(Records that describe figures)
----------------------------------------

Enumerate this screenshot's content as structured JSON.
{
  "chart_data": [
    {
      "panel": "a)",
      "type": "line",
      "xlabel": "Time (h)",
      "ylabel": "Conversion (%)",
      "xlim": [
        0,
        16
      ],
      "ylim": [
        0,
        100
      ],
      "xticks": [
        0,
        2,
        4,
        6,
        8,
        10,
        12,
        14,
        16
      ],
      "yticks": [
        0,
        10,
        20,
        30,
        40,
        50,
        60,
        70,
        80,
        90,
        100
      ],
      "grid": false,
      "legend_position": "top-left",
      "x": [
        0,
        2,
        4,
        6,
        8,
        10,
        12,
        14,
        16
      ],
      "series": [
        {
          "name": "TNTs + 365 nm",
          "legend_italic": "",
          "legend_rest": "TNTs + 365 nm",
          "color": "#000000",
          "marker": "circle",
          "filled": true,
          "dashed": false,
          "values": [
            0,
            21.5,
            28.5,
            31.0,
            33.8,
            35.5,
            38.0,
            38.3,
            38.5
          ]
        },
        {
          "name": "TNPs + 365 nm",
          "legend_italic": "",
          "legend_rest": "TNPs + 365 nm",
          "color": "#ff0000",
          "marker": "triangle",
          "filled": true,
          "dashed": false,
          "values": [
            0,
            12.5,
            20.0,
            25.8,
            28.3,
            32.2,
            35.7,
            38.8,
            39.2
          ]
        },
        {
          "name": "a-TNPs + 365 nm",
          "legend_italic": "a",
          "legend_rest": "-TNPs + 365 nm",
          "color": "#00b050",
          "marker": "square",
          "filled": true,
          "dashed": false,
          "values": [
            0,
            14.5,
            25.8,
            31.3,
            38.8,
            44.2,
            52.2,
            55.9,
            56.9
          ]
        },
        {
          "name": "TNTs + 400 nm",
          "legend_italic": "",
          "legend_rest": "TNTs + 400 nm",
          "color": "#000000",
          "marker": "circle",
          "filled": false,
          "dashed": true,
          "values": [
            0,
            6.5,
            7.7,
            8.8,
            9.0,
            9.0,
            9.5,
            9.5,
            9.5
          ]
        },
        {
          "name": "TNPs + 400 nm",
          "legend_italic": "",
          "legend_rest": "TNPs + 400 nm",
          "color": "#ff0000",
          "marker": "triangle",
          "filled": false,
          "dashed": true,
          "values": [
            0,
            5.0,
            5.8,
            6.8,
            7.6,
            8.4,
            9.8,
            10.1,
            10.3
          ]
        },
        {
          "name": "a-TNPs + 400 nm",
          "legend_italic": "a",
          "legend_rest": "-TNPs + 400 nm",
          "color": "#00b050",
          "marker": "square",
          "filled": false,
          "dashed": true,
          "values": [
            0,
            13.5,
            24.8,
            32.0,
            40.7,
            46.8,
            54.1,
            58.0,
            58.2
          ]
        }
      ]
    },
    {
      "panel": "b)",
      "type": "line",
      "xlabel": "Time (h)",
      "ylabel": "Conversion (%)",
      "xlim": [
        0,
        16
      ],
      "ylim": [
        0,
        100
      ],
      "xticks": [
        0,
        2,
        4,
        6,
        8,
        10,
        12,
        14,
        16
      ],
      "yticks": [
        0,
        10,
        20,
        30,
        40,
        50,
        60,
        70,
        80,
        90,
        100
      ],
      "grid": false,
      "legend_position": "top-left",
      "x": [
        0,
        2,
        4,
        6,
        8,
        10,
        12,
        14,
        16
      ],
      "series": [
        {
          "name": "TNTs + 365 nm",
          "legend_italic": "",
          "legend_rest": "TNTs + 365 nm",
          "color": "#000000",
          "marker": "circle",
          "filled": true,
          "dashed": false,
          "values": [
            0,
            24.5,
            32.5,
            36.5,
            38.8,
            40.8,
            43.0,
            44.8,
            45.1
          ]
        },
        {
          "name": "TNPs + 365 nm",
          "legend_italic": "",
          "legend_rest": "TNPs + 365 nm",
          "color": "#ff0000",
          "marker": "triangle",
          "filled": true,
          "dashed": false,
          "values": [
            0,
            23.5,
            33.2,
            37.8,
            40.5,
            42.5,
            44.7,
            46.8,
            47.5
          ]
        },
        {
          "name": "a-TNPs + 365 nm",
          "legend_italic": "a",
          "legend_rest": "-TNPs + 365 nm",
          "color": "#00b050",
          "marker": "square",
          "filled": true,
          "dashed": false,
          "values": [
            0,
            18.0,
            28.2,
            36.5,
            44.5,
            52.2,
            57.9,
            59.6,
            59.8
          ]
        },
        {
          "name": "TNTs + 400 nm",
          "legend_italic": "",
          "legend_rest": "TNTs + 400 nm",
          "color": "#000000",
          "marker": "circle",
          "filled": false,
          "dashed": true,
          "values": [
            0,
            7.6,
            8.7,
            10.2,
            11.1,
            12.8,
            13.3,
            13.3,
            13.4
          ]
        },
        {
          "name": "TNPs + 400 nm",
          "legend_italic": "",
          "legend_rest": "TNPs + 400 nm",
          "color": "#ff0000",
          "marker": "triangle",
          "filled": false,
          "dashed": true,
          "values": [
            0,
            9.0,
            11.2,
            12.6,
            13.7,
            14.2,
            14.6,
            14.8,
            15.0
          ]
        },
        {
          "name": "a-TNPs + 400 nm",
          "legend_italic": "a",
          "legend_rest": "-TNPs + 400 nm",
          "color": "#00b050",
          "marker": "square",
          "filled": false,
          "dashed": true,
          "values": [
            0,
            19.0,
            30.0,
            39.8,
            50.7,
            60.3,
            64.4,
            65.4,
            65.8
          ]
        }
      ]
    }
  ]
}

----------------------------------------

• **AIM**
Repeat all the entries exactly as given.

• **SOLUTION TO THIS EXERCISE**
Enumerate this screenshot's content as structured JSON.
{
  "chart_data": [
    {
      "panel": "a)",
      "type": "line",
      "xlabel": "Time (h)",
      "ylabel": "Conversion (%)",
      "xlim": [
        0,
        16
      ],
      "ylim": [
        0,
        100
      ],
      "xticks": [
        0,
        2,
        4,
        6,
        8,
        10,
        12,
        14,
        16
      ],
      "yticks": [
        0,
        10,
        20,
        30,
        40,
        50,
        60,
        70,
        80,
        90,
        100
      ],
      "grid": false,
      "legend_position": "top-left",
      "x": [
        0,
        2,
        4,
        6,
        8,
        10,
        12,
        14,
        16
      ],
      "series": [
        {
          "name": "TNTs + 365 nm",
          "legend_italic": "",
          "legend_rest": "TNTs + 365 nm",
          "color": "#000000",
          "marker": "circle",
          "filled": true,
          "dashed": false,
          "values": [
            0,
            21.5,
            28.5,
            31.0,
            33.8,
            35.5,
            38.0,
            38.3,
            38.5
          ]
        },
        {
          "name": "TNPs + 365 nm",
          "legend_italic": "",
          "legend_rest": "TNPs + 365 nm",
          "color": "#ff0000",
          "marker": "triangle",
          "filled": true,
          "dashed": false,
          "values": [
            0,
            12.5,
            20.0,
            25.8,
            28.3,
            32.2,
            35.7,
            38.8,
            39.2
          ]
        },
        {
          "name": "a-TNPs + 365 nm",
          "legend_italic": "a",
          "legend_rest": "-TNPs + 365 nm",
          "color": "#00b050",
          "marker": "square",
          "filled": true,
          "dashed": false,
          "values": [
            0,
            14.5,
            25.8,
            31.3,
            38.8,
            44.2,
            52.2,
            55.9,
            56.9
          ]
        },
        {
          "name": "TNTs + 400 nm",
          "legend_italic": "",
          "legend_rest": "TNTs + 400 nm",
          "color": "#000000",
          "marker": "circle",
          "filled": false,
          "dashed": true,
          "values": [
            0,
            6.5,
            7.7,
            8.8,
            9.0,
            9.0,
            9.5,
            9.5,
            9.5
          ]
        },
        {
          "name": "TNPs + 400 nm",
          "legend_italic": "",
          "legend_rest": "TNPs + 400 nm",
          "color": "#ff0000",
          "marker": "triangle",
          "filled": false,
          "dashed": true,
          "values": [
            0,
            5.0,
            5.8,
            6.8,
            7.6,
            8.4,
            9.8,
            10.1,
            10.3
          ]
        },
        {
          "name": "a-TNPs + 400 nm",
          "legend_italic": "a",
          "legend_rest": "-TNPs + 400 nm",
          "color": "#00b050",
          "marker": "square",
          "filled": false,
          "dashed": true,
          "values": [
            0,
            13.5,
            24.8,
            32.0,
            40.7,
            46.8,
            54.1,
            58.0,
            58.2
          ]
        }
      ]
    },
    {
      "panel": "b)",
      "type": "line",
      "xlabel": "Time (h)",
      "ylabel": "Conversion (%)",
      "xlim": [
        0,
        16
      ],
      "ylim": [
        0,
        100
      ],
      "xticks": [
        0,
        2,
        4,
        6,
        8,
        10,
        12,
        14,
        16
      ],
      "yticks": [
        0,
        10,
        20,
        30,
        40,
        50,
        60,
        70,
        80,
        90,
        100
      ],
      "grid": false,
      "legend_position": "top-left",
      "x": [
        0,
        2,
        4,
        6,
        8,
        10,
        12,
        14,
        16
      ],
      "series": [
        {
          "name": "TNTs + 365 nm",
          "legend_italic": "",
          "legend_rest": "TNTs + 365 nm",
          "color": "#000000",
          "marker": "circle",
          "filled": true,
          "dashed": false,
          "values": [
            0,
            24.5,
            32.5,
            36.5,
            38.8,
            40.8,
            43.0,
            44.8,
            45.1
          ]
        },
        {
          "name": "TNPs + 365 nm",
          "legend_italic": "",
          "legend_rest": "TNPs + 365 nm",
          "color": "#ff0000",
          "marker": "triangle",
          "filled": true,
          "dashed": false,
          "values": [
            0,
            23.5,
            33.2,
            37.8,
            40.5,
            42.5,
            44.7,
            46.8,
            47.5
          ]
        },
        {
          "name": "a-TNPs + 365 nm",
          "legend_italic": "a",
          "legend_rest": "-TNPs + 365 nm",
          "color": "#00b050",
          "marker": "square",
          "filled": true,
          "dashed": false,
          "values": [
            0,
            18.0,
            28.2,
            36.5,
            44.5,
            52.2,
            57.9,
            59.6,
            59.8
          ]
        },
        {
          "name": "TNTs + 400 nm",
          "legend_italic": "",
          "legend_rest": "TNTs + 400 nm",
          "color": "#000000",
          "marker": "circle",
          "filled": false,
          "dashed": true,
          "values": [
            0,
            7.6,
            8.7,
            10.2,
            11.1,
            12.8,
            13.3,
            13.3,
            13.4
          ]
        },
        {
          "name": "TNPs + 400 nm",
          "legend_italic": "",
          "legend_rest": "TNPs + 400 nm",
          "color": "#ff0000",
          "marker": "triangle",
          "filled": false,
          "dashed": true,
          "values": [
            0,
            9.0,
            11.2,
            12.6,
            13.7,
            14.2,
            14.6,
            14.8,
            15.0
          ]
        },
        {
          "name": "a-TNPs + 400 nm",
          "legend_italic": "a",
          "legend_rest": "-TNPs + 400 nm",
          "color": "#00b050",
          "marker": "square",
          "filled": false,
          "dashed": true,
          "values": [
            0,
            19.0,
            30.0,
            39.8,
            50.7,
            60.3,
            64.4,
            65.4,
            65.8
          ]
        }
      ]
    }
  ]
}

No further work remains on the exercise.